Reproduce the listing below without any change.

[BEGIN Input records]

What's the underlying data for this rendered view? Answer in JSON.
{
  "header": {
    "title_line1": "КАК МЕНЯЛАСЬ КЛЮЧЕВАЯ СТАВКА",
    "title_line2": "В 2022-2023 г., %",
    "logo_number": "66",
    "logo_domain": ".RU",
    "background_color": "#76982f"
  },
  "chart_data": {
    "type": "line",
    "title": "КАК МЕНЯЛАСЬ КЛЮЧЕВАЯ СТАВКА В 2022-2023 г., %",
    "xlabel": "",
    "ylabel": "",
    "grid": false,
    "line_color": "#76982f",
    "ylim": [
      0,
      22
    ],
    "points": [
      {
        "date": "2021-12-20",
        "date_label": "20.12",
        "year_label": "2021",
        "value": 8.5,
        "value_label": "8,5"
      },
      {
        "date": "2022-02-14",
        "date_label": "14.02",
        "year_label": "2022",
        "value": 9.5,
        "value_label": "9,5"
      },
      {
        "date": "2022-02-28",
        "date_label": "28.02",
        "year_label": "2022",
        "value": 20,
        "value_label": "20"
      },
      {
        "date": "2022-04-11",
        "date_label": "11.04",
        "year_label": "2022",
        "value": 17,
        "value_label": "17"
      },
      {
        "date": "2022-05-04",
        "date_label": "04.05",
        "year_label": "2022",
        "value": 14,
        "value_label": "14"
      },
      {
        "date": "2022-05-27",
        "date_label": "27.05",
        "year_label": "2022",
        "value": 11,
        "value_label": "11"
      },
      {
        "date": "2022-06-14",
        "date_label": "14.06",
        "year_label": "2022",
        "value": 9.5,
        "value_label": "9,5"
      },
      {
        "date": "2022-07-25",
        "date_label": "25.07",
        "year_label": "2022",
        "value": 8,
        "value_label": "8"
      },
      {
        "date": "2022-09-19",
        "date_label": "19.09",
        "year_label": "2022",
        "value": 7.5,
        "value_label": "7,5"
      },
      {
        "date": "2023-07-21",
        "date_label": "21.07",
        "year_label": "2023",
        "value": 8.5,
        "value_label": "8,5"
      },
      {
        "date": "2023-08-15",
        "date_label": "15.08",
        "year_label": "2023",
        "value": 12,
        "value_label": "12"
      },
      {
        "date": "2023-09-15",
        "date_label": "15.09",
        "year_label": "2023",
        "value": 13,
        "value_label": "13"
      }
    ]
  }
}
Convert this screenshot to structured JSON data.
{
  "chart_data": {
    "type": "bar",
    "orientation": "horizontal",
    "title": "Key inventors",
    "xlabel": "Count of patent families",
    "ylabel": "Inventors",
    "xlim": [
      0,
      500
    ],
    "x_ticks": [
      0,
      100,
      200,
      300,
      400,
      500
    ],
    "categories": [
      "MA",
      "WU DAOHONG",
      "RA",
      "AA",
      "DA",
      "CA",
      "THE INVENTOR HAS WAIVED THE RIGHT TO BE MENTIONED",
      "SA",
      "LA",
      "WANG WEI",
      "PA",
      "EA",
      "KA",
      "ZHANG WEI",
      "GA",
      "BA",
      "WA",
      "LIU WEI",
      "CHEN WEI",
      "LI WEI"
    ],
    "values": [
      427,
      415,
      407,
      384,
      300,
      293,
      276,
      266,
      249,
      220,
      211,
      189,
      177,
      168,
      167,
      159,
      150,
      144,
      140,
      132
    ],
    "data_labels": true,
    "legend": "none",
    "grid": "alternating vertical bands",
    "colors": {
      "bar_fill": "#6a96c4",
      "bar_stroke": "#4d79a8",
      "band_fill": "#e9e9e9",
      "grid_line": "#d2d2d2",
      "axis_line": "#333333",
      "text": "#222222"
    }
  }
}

[END Input records]

**Exercise result:**
What's the underlying data for this rendered view? Answer in JSON.
{
  "header": {
    "title_line1": "КАК МЕНЯЛАСЬ КЛЮЧЕВАЯ СТАВКА",
    "title_line2": "В 2022-2023 г., %",
    "logo_number": "66",
    "logo_domain": ".RU",
    "background_color": "#76982f"
  },
  "chart_data": {
    "type": "line",
    "title": "КАК МЕНЯЛАСЬ КЛЮЧЕВАЯ СТАВКА В 2022-2023 г., %",
    "xlabel": "",
    "ylabel": "",
    "grid": false,
    "line_color": "#76982f",
    "ylim": [
      0,
      22
    ],
    "points": [
      {
        "date": "2021-12-20",
        "date_label": "20.12",
        "year_label": "2021",
        "value": 8.5,
        "value_label": "8,5"
      },
      {
        "date": "2022-02-14",
        "date_label": "14.02",
        "year_label": "2022",
        "value": 9.5,
        "value_label": "9,5"
      },
      {
        "date": "2022-02-28",
        "date_label": "28.02",
        "year_label": "2022",
        "value": 20,
        "value_label": "20"
      },
      {
        "date": "2022-04-11",
        "date_label": "11.04",
        "year_label": "2022",
        "value": 17,
        "value_label": "17"
      },
      {
        "date": "2022-05-04",
        "date_label": "04.05",
        "year_label": "2022",
        "value": 14,
        "value_label": "14"
      },
      {
        "date": "2022-05-27",
        "date_label": "27.05",
        "year_label": "2022",
        "value": 11,
        "value_label": "11"
      },
      {
        "date": "2022-06-14",
        "date_label": "14.06",
        "year_label": "2022",
        "value": 9.5,
        "value_label": "9,5"
      },
      {
        "date": "2022-07-25",
        "date_label": "25.07",
        "year_label": "2022",
        "value": 8,
        "value_label": "8"
      },
      {
        "date": "2022-09-19",
        "date_label": "19.09",
        "year_label": "2022",
        "value": 7.5,
        "value_label": "7,5"
      },
      {
        "date": "2023-07-21",
        "date_label": "21.07",
        "year_label": "2023",
        "value": 8.5,
        "value_label": "8,5"
      },
      {
        "date": "2023-08-15",
        "date_label": "15.08",
        "year_label": "2023",
        "value": 12,
        "value_label": "12"
      },
      {
        "date": "2023-09-15",
        "date_label": "15.09",
        "year_label": "2023",
        "value": 13,
        "value_label": "13"
      }
    ]
  }
}
Convert this screenshot to structured JSON data.
{
  "chart_data": {
    "type": "bar",
    "orientation": "horizontal",
    "title": "Key inventors",
    "xlabel": "Count of patent families",
    "ylabel": "Inventors",
    "xlim": [
      0,
      500
    ],
    "x_ticks": [
      0,
      100,
      200,
      300,
      400,
      500
    ],
    "categories": [
      "MA",
      "WU DAOHONG",
      "RA",
      "AA",
      "DA",
      "CA",
      "THE INVENTOR HAS WAIVED THE RIGHT TO BE MENTIONED",
      "SA",
      "LA",
      "WANG WEI",
      "PA",
      "EA",
      "KA",
      "ZHANG WEI",
      "GA",
      "BA",
      "WA",
      "LIU WEI",
      "CHEN WEI",
      "LI WEI"
    ],
    "values": [
      427,
      415,
      407,
      384,
      300,
      293,
      276,
      266,
      249,
      220,
      211,
      189,
      177,
      168,
      167,
      159,
      150,
      144,
      140,
      132
    ],
    "data_labels": true,
    "legend": "none",
    "grid": "alternating vertical bands",
    "colors": {
      "bar_fill": "#6a96c4",
      "bar_stroke": "#4d79a8",
      "band_fill": "#e9e9e9",
      "grid_line": "#d2d2d2",
      "axis_line": "#333333",
      "text": "#222222"
    }
  }
}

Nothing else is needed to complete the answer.